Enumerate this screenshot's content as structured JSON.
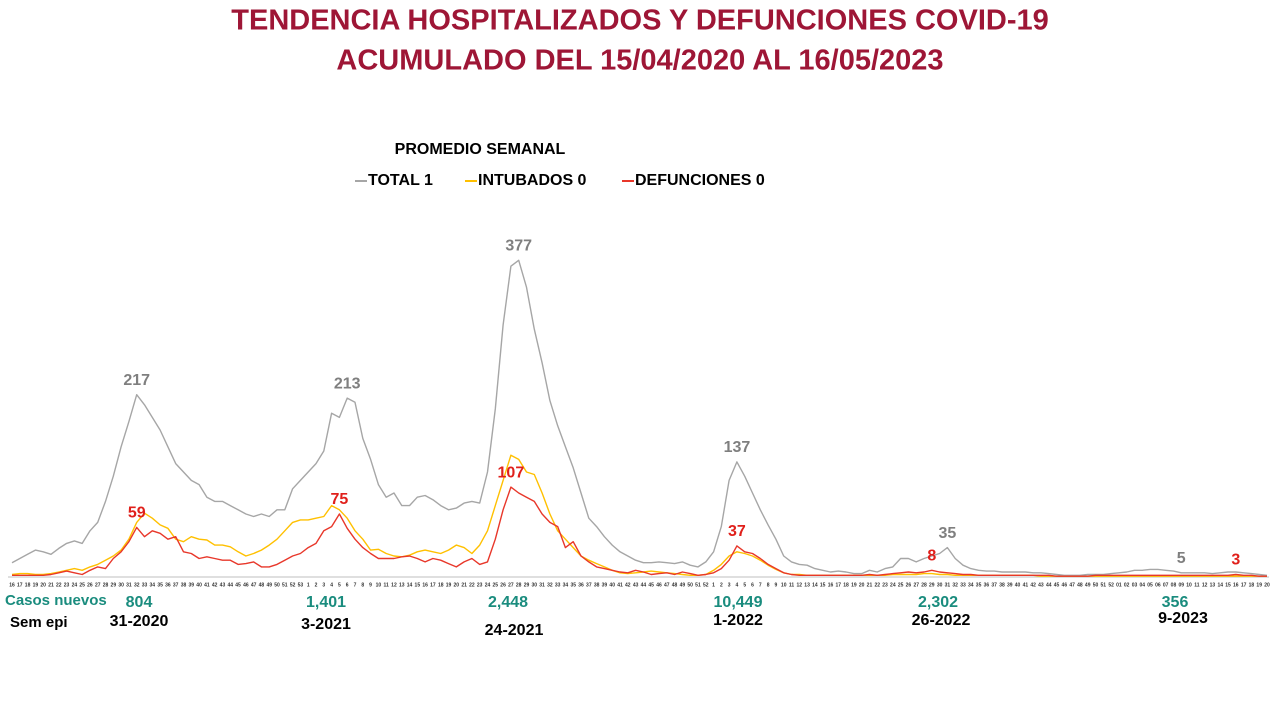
{
  "chart_data": {
    "type": "line",
    "title": "TENDENCIA HOSPITALIZADOS  Y DEFUNCIONES COVID-19",
    "subtitle": "ACUMULADO DEL 15/04/2020 AL 16/05/2023",
    "legend_title": "PROMEDIO SEMANAL",
    "categories": [
      "16",
      "17",
      "18",
      "19",
      "20",
      "21",
      "22",
      "23",
      "24",
      "25",
      "26",
      "27",
      "28",
      "29",
      "30",
      "31",
      "32",
      "33",
      "34",
      "35",
      "36",
      "37",
      "38",
      "39",
      "40",
      "41",
      "42",
      "43",
      "44",
      "45",
      "46",
      "47",
      "48",
      "49",
      "50",
      "51",
      "52",
      "53",
      "1",
      "2",
      "3",
      "4",
      "5",
      "6",
      "7",
      "8",
      "9",
      "10",
      "11",
      "12",
      "13",
      "14",
      "15",
      "16",
      "17",
      "18",
      "19",
      "20",
      "21",
      "22",
      "23",
      "24",
      "25",
      "26",
      "27",
      "28",
      "29",
      "30",
      "31",
      "32",
      "33",
      "34",
      "35",
      "36",
      "37",
      "38",
      "39",
      "40",
      "41",
      "42",
      "43",
      "44",
      "45",
      "46",
      "47",
      "48",
      "49",
      "50",
      "51",
      "52",
      "1",
      "2",
      "3",
      "4",
      "5",
      "6",
      "7",
      "8",
      "9",
      "10",
      "11",
      "12",
      "13",
      "14",
      "15",
      "16",
      "17",
      "18",
      "19",
      "20",
      "21",
      "22",
      "23",
      "24",
      "25",
      "26",
      "27",
      "28",
      "29",
      "30",
      "31",
      "32",
      "33",
      "34",
      "35",
      "36",
      "37",
      "38",
      "39",
      "40",
      "41",
      "42",
      "43",
      "44",
      "45",
      "46",
      "47",
      "48",
      "49",
      "50",
      "51",
      "52",
      "01",
      "02",
      "03",
      "04",
      "05",
      "06",
      "07",
      "08",
      "09",
      "10",
      "11",
      "12",
      "13",
      "14",
      "15",
      "16",
      "17",
      "18",
      "19",
      "20"
    ],
    "series": [
      {
        "name": "TOTAL 1",
        "color": "#a6a6a6",
        "label_color": "#7f7f7f",
        "values": [
          17,
          22,
          27,
          32,
          30,
          27,
          34,
          40,
          43,
          40,
          55,
          65,
          90,
          120,
          155,
          185,
          217,
          205,
          190,
          175,
          155,
          135,
          125,
          115,
          110,
          95,
          90,
          90,
          85,
          80,
          75,
          72,
          75,
          72,
          80,
          80,
          105,
          115,
          125,
          135,
          150,
          195,
          190,
          213,
          208,
          165,
          140,
          110,
          95,
          100,
          85,
          85,
          95,
          97,
          92,
          85,
          80,
          82,
          88,
          90,
          88,
          125,
          200,
          300,
          370,
          377,
          345,
          295,
          255,
          210,
          180,
          155,
          130,
          100,
          70,
          60,
          48,
          38,
          30,
          25,
          20,
          17,
          17,
          18,
          17,
          16,
          18,
          14,
          12,
          18,
          30,
          60,
          115,
          137,
          120,
          100,
          80,
          62,
          45,
          25,
          18,
          15,
          14,
          10,
          8,
          6,
          7,
          6,
          4,
          4,
          8,
          6,
          10,
          12,
          22,
          22,
          18,
          22,
          25,
          28,
          35,
          22,
          14,
          10,
          8,
          7,
          7,
          6,
          6,
          6,
          6,
          5,
          5,
          4,
          3,
          2,
          2,
          2,
          3,
          3,
          3,
          4,
          5,
          6,
          8,
          8,
          9,
          9,
          8,
          7,
          5,
          5,
          5,
          5,
          4,
          5,
          6,
          6,
          5,
          4,
          3,
          2
        ],
        "value_labels": [
          null,
          null,
          null,
          null,
          null,
          null,
          null,
          null,
          null,
          null,
          null,
          null,
          null,
          null,
          null,
          null,
          "217",
          null,
          null,
          null,
          null,
          null,
          null,
          null,
          null,
          null,
          null,
          null,
          null,
          null,
          null,
          null,
          null,
          null,
          null,
          null,
          null,
          null,
          null,
          null,
          null,
          null,
          null,
          "213",
          null,
          null,
          null,
          null,
          null,
          null,
          null,
          null,
          null,
          null,
          null,
          null,
          null,
          null,
          null,
          null,
          null,
          null,
          null,
          null,
          null,
          "377",
          null,
          null,
          null,
          null,
          null,
          null,
          null,
          null,
          null,
          null,
          null,
          null,
          null,
          null,
          null,
          null,
          null,
          null,
          null,
          null,
          null,
          null,
          null,
          null,
          null,
          null,
          null,
          "137",
          null,
          null,
          null,
          null,
          null,
          null,
          null,
          null,
          null,
          null,
          null,
          null,
          null,
          null,
          null,
          null,
          null,
          null,
          null,
          null,
          null,
          null,
          null,
          null,
          null,
          null,
          "35",
          null,
          null,
          null,
          null,
          null,
          null,
          null,
          null,
          null,
          null,
          null,
          null,
          null,
          null,
          null,
          null,
          null,
          null,
          null,
          null,
          null,
          null,
          null,
          null,
          null,
          null,
          null,
          null,
          null,
          "5",
          null,
          null,
          null,
          null,
          null,
          null,
          null,
          null,
          null,
          null,
          null
        ]
      },
      {
        "name": "INTUBADOS 0",
        "color": "#ffc000",
        "values": [
          3,
          4,
          4,
          3,
          3,
          4,
          6,
          8,
          10,
          8,
          12,
          15,
          20,
          25,
          32,
          45,
          65,
          76,
          70,
          62,
          58,
          45,
          42,
          48,
          45,
          44,
          38,
          38,
          36,
          30,
          25,
          28,
          32,
          38,
          45,
          55,
          65,
          68,
          68,
          70,
          72,
          85,
          80,
          70,
          55,
          45,
          32,
          33,
          28,
          25,
          24,
          26,
          30,
          32,
          30,
          28,
          32,
          38,
          35,
          28,
          38,
          55,
          85,
          115,
          145,
          140,
          125,
          122,
          100,
          75,
          55,
          45,
          35,
          25,
          20,
          16,
          12,
          8,
          5,
          4,
          5,
          6,
          7,
          6,
          5,
          4,
          3,
          2,
          2,
          3,
          8,
          15,
          25,
          30,
          28,
          25,
          20,
          14,
          9,
          5,
          3,
          3,
          2,
          2,
          2,
          2,
          2,
          2,
          2,
          2,
          2,
          2,
          2,
          3,
          3,
          3,
          3,
          4,
          4,
          3,
          3,
          2,
          2,
          2,
          2,
          2,
          2,
          2,
          2,
          2,
          2,
          2,
          1,
          1,
          1,
          1,
          1,
          1,
          1,
          1,
          1,
          1,
          1,
          1,
          1,
          1,
          1,
          1,
          1,
          1,
          1,
          1,
          1,
          1,
          1,
          1,
          1,
          1,
          1,
          1,
          1,
          1
        ]
      },
      {
        "name": "DEFUNCIONES 0",
        "color": "#e8372a",
        "label_color": "#e0201b",
        "values": [
          2,
          2,
          2,
          2,
          2,
          3,
          5,
          7,
          5,
          3,
          8,
          12,
          10,
          22,
          30,
          42,
          59,
          48,
          55,
          52,
          45,
          48,
          30,
          28,
          22,
          24,
          22,
          20,
          20,
          15,
          16,
          18,
          12,
          12,
          15,
          20,
          25,
          28,
          35,
          40,
          55,
          60,
          75,
          58,
          45,
          35,
          28,
          22,
          22,
          22,
          24,
          25,
          22,
          18,
          22,
          20,
          16,
          12,
          18,
          22,
          15,
          18,
          45,
          80,
          107,
          100,
          95,
          90,
          75,
          65,
          60,
          35,
          42,
          25,
          18,
          12,
          10,
          8,
          6,
          5,
          8,
          6,
          3,
          4,
          5,
          3,
          6,
          4,
          2,
          3,
          5,
          10,
          20,
          37,
          30,
          28,
          22,
          15,
          10,
          5,
          3,
          2,
          2,
          2,
          2,
          2,
          2,
          2,
          2,
          2,
          3,
          2,
          3,
          4,
          5,
          6,
          5,
          6,
          8,
          6,
          5,
          4,
          3,
          3,
          2,
          2,
          2,
          2,
          2,
          2,
          2,
          2,
          2,
          2,
          1,
          1,
          1,
          1,
          1,
          2,
          2,
          2,
          2,
          2,
          2,
          2,
          2,
          2,
          2,
          2,
          2,
          2,
          2,
          2,
          2,
          2,
          2,
          3,
          2,
          2,
          1,
          1
        ],
        "value_labels": [
          null,
          null,
          null,
          null,
          null,
          null,
          null,
          null,
          null,
          null,
          null,
          null,
          null,
          null,
          null,
          null,
          "59",
          null,
          null,
          null,
          null,
          null,
          null,
          null,
          null,
          null,
          null,
          null,
          null,
          null,
          null,
          null,
          null,
          null,
          null,
          null,
          null,
          null,
          null,
          null,
          null,
          null,
          "75",
          null,
          null,
          null,
          null,
          null,
          null,
          null,
          null,
          null,
          null,
          null,
          null,
          null,
          null,
          null,
          null,
          null,
          null,
          null,
          null,
          null,
          "107",
          null,
          null,
          null,
          null,
          null,
          null,
          null,
          null,
          null,
          null,
          null,
          null,
          null,
          null,
          null,
          null,
          null,
          null,
          null,
          null,
          null,
          null,
          null,
          null,
          null,
          null,
          null,
          null,
          "37",
          null,
          null,
          null,
          null,
          null,
          null,
          null,
          null,
          null,
          null,
          null,
          null,
          null,
          null,
          null,
          null,
          null,
          null,
          null,
          null,
          null,
          null,
          null,
          null,
          "8",
          null,
          null,
          null,
          null,
          null,
          null,
          null,
          null,
          null,
          null,
          null,
          null,
          null,
          null,
          null,
          null,
          null,
          null,
          null,
          null,
          null,
          null,
          null,
          null,
          null,
          null,
          null,
          null,
          null,
          null,
          null,
          null,
          null,
          null,
          null,
          null,
          null,
          null,
          "3",
          null,
          null,
          null,
          null
        ]
      }
    ],
    "footer": {
      "cases_label": "Casos nuevos",
      "cases": [
        "804",
        "1,401",
        "2,448",
        "10,449",
        "2,302",
        "356"
      ],
      "weeks_label": "Sem epi",
      "weeks": [
        "31-2020",
        "3-2021",
        "24-2021",
        "1-2022",
        "26-2022",
        "9-2023"
      ]
    }
  }
}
☆ ☆ ☆ ☆ ☆ ☆ ☆
## SET TASK
Show every line that contains the word "DEFUNCIONES".

## TASK SOLUTION
    "title": "TENDENCIA HOSPITALIZADOS  Y DEFUNCIONES COVID-19",
        "name": "DEFUNCIONES 0",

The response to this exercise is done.